Short task>
Write out each entry, exactly the way it appears.

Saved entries
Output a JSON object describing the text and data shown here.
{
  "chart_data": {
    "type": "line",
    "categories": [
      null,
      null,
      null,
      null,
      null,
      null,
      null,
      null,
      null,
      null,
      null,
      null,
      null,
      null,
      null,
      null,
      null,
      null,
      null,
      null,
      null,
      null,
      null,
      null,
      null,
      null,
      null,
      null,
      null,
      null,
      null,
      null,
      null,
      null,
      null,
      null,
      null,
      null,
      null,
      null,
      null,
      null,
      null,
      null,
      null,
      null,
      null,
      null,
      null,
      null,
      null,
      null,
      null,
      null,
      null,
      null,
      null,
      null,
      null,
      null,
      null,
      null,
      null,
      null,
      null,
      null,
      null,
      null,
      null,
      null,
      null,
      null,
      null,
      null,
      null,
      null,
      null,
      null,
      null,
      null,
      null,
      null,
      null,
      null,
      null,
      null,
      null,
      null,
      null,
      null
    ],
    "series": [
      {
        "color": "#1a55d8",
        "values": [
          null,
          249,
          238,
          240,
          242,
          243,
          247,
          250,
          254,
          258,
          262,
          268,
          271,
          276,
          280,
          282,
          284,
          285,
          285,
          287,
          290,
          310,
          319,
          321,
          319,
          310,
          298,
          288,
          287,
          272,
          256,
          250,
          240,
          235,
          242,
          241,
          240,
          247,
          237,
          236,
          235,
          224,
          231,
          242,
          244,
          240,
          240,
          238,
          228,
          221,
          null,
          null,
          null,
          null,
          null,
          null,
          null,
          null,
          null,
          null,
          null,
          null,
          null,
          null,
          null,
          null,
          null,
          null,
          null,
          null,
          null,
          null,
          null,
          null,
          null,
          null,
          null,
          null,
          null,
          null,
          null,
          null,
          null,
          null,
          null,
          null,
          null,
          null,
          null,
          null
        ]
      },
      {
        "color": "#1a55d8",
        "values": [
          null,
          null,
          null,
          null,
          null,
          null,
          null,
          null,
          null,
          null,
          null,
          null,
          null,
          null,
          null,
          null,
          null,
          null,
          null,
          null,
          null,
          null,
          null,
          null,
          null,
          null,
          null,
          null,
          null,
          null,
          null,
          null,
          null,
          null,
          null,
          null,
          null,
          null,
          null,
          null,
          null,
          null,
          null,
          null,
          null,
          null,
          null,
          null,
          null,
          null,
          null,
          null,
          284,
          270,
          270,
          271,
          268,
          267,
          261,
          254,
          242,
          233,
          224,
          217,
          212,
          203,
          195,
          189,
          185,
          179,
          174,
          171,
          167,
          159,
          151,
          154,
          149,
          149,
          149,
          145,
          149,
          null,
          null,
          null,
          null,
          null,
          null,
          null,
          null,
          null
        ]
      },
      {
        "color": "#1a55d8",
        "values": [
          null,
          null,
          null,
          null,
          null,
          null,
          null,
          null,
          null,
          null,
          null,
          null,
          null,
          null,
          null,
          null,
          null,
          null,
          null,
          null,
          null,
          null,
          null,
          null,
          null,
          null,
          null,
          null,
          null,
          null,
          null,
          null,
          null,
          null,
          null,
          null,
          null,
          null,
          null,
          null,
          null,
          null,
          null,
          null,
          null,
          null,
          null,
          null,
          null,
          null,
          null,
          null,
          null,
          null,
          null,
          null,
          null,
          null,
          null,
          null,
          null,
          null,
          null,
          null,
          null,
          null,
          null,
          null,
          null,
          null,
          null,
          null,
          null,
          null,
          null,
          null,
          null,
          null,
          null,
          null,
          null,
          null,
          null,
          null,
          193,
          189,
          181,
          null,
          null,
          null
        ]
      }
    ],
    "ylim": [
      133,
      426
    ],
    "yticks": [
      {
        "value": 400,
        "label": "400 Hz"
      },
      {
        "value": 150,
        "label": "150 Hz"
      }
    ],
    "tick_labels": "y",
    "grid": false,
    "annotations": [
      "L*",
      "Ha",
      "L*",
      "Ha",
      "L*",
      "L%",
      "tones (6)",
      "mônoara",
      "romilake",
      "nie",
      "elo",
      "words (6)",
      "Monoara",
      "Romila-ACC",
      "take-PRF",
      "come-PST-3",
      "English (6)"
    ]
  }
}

Answer to this task>
Output a JSON object describing the text and data shown here.
{
  "chart_data": {
    "type": "line",
    "categories": [
      null,
      null,
      null,
      null,
      null,
      null,
      null,
      null,
      null,
      null,
      null,
      null,
      null,
      null,
      null,
      null,
      null,
      null,
      null,
      null,
      null,
      null,
      null,
      null,
      null,
      null,
      null,
      null,
      null,
      null,
      null,
      null,
      null,
      null,
      null,
      null,
      null,
      null,
      null,
      null,
      null,
      null,
      null,
      null,
      null,
      null,
      null,
      null,
      null,
      null,
      null,
      null,
      null,
      null,
      null,
      null,
      null,
      null,
      null,
      null,
      null,
      null,
      null,
      null,
      null,
      null,
      null,
      null,
      null,
      null,
      null,
      null,
      null,
      null,
      null,
      null,
      null,
      null,
      null,
      null,
      null,
      null,
      null,
      null,
      null,
      null,
      null,
      null,
      null,
      null
    ],
    "series": [
      {
        "color": "#1a55d8",
        "values": [
          null,
          249,
          238,
          240,
          242,
          243,
          247,
          250,
          254,
          258,
          262,
          268,
          271,
          276,
          280,
          282,
          284,
          285,
          285,
          287,
          290,
          310,
          319,
          321,
          319,
          310,
          298,
          288,
          287,
          272,
          256,
          250,
          240,
          235,
          242,
          241,
          240,
          247,
          237,
          236,
          235,
          224,
          231,
          242,
          244,
          240,
          240,
          238,
          228,
          221,
          null,
          null,
          null,
          null,
          null,
          null,
          null,
          null,
          null,
          null,
          null,
          null,
          null,
          null,
          null,
          null,
          null,
          null,
          null,
          null,
          null,
          null,
          null,
          null,
          null,
          null,
          null,
          null,
          null,
          null,
          null,
          null,
          null,
          null,
          null,
          null,
          null,
          null,
          null,
          null
        ]
      },
      {
        "color": "#1a55d8",
        "values": [
          null,
          null,
          null,
          null,
          null,
          null,
          null,
          null,
          null,
          null,
          null,
          null,
          null,
          null,
          null,
          null,
          null,
          null,
          null,
          null,
          null,
          null,
          null,
          null,
          null,
          null,
          null,
          null,
          null,
          null,
          null,
          null,
          null,
          null,
          null,
          null,
          null,
          null,
          null,
          null,
          null,
          null,
          null,
          null,
          null,
          null,
          null,
          null,
          null,
          null,
          null,
          null,
          284,
          270,
          270,
          271,
          268,
          267,
          261,
          254,
          242,
          233,
          224,
          217,
          212,
          203,
          195,
          189,
          185,
          179,
          174,
          171,
          167,
          159,
          151,
          154,
          149,
          149,
          149,
          145,
          149,
          null,
          null,
          null,
          null,
          null,
          null,
          null,
          null,
          null
        ]
      },
      {
        "color": "#1a55d8",
        "values": [
          null,
          null,
          null,
          null,
          null,
          null,
          null,
          null,
          null,
          null,
          null,
          null,
          null,
          null,
          null,
          null,
          null,
          null,
          null,
          null,
          null,
          null,
          null,
          null,
          null,
          null,
          null,
          null,
          null,
          null,
          null,
          null,
          null,
          null,
          null,
          null,
          null,
          null,
          null,
          null,
          null,
          null,
          null,
          null,
          null,
          null,
          null,
          null,
          null,
          null,
          null,
          null,
          null,
          null,
          null,
          null,
          null,
          null,
          null,
          null,
          null,
          null,
          null,
          null,
          null,
          null,
          null,
          null,
          null,
          null,
          null,
          null,
          null,
          null,
          null,
          null,
          null,
          null,
          null,
          null,
          null,
          null,
          null,
          null,
          193,
          189,
          181,
          null,
          null,
          null
        ]
      }
    ],
    "ylim": [
      133,
      426
    ],
    "yticks": [
      {
        "value": 400,
        "label": "400 Hz"
      },
      {
        "value": 150,
        "label": "150 Hz"
      }
    ],
    "tick_labels": "y",
    "grid": false,
    "annotations": [
      "L*",
      "Ha",
      "L*",
      "Ha",
      "L*",
      "L%",
      "tones (6)",
      "mônoara",
      "romilake",
      "nie",
      "elo",
      "words (6)",
      "Monoara",
      "Romila-ACC",
      "take-PRF",
      "come-PST-3",
      "English (6)"
    ]
  }
}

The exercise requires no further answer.